● **待辦事項**: 從這篇談香港動盪如何結束的評論文章的最後一句之後接著寫下去。

近日時常和台灣朋友談起香港問題,他們最關心的和大多數香港人一樣是運動如何結束。而我可以感受到,不論台灣還是香港朋友說的“結束”其實都是指眼前的這場動盪如何結束,用政治正確的語言就是止暴制亂。我通常會做一些推演,最後得出三個結束的方式,這答案已足夠滿足他們的需求,但我最後都會補上一句,縱然結束,動亂的因子(仇恨、不信任、對立、假新聞……)仍然常留香港,不知何時,因何議題和事件就會被重新點燃。這真的叫做“結束”嗎?

有很少的人在討論Root Cause,但要真正精準的找到核心Root Cause再加以解決談何容易。運動至今,各種社會因素和力量都已經高度聚集,相互作用。你說没有美國因素,我不信;没有台灣大選因素,我不信;没有北京誤判,我不信;没有港府的政治低能,我不信。再深層次一些,香港的經濟結構是問題;政治體制是問題;中港角色的轉變是問題……。眾多問題和力量攪繞在一起,根本分不清主次,自然也不可能有人能提出什麼治本的妙方,也不存在一蹴而就的解決方案。所以,現在政府似乎在用“剝洋蔥”的方式處理,這本來是對的,但風險在於,每剝一層除了考慮這一層中持份者的反應外,還要考慮這些反應對其他層面的連鎖反應,所以很難,現在香港問題就是這麼複雜。

以上是從傾政府視角的觀察,從反政府群體的角度看同樣複雜。我曾和以不同形式參與這場運動的人談過,發現他們對於何謂勝利(即他們心中的結束)也有不同解讀。有的要獨立調查委員會(主要是一些原來社會的既得利益者);有的要五大訴求全齊(深度參與運動的各階層人士);有的要焦土(傾本土基層人士);有的要攬炒(具有一定國際視野的中產知識分子);有的要雙普選(對政治有高度參與人士或政客);有的要解散警隊、追究警暴(勇武派人士)。各種的訴求在不同人身上又會有交叉和重疊,這種複雜的狀況要放在以前,是不可能形成一股統一的社會運動的動能的。但在今天這樣新科技和社交媒體平台被高度運用的時代,確能夠將這些不同訴求的人士結合在一起,形成一個無大台的新抗爭模式。而面對仍處於“原始狀態”的對手—特區政府,自然無法Connect。而雙方的複雜結構也根本性的阻斷了通過協商共識解決問題的可能。

● **原始資料**:
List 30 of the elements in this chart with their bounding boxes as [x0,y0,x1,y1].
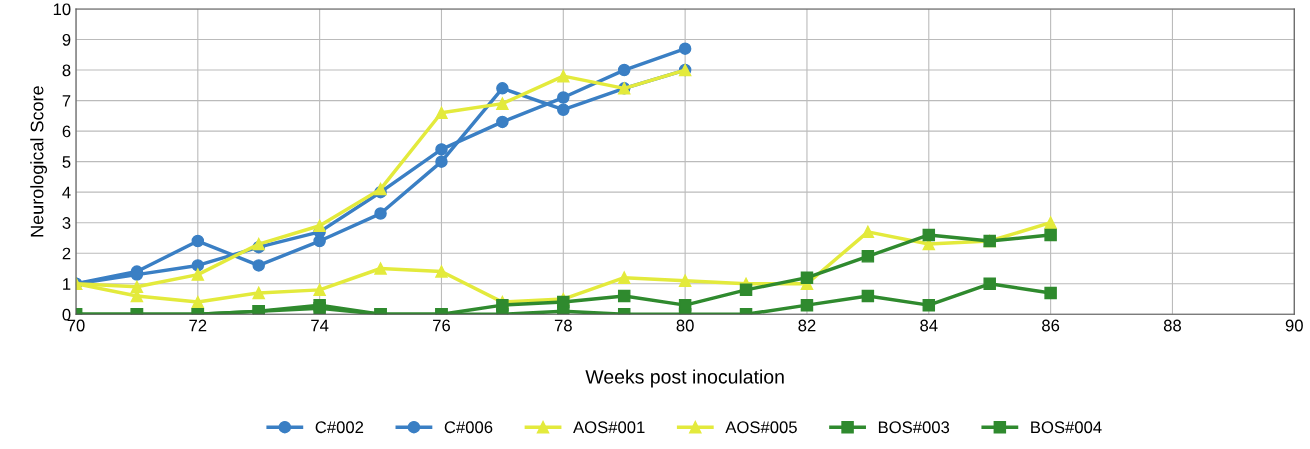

● **結果**:
    通過數月與雙方不同人的討論,以及站在不同的視角去思考,往往看到的都是矛盾。但意外的是,我竟然能發現一個雙方高度一致的觀點,就是運動結束之後,北京對香港的管控會更硬,香港的自治空間會更窄。我素來最討厭人用這種“軟硬”、“寬窄”二元對立的標準去做研判,自然要問清楚如何硬?如可窄?還有他們雙方如何推演出這樣的結論?但很可惜,雙方都給不出答案,總之他們都堅信就對了。但讓我覺得恐怖的是,雙方在没有合理邏輯下得出這個明日之後狀態的結論,對他們雙方如何判斷和應對今天的局勢產生了很大的影響。建制中的極左勢力認為,為了迎合日後更硬的趨勢,要早做準備以便日後抬頭;溫和建制會認為趨硬會動搖他們在港的影響力,不利謀取利益;溫和反對派和溫和建制想法大致相近;極右激進勢力則自我塑造出一個明日之後的景象,就是香港會成為一個再教育集中營,他們要在集中營被迫接受洗腦(真的有很多人相信)。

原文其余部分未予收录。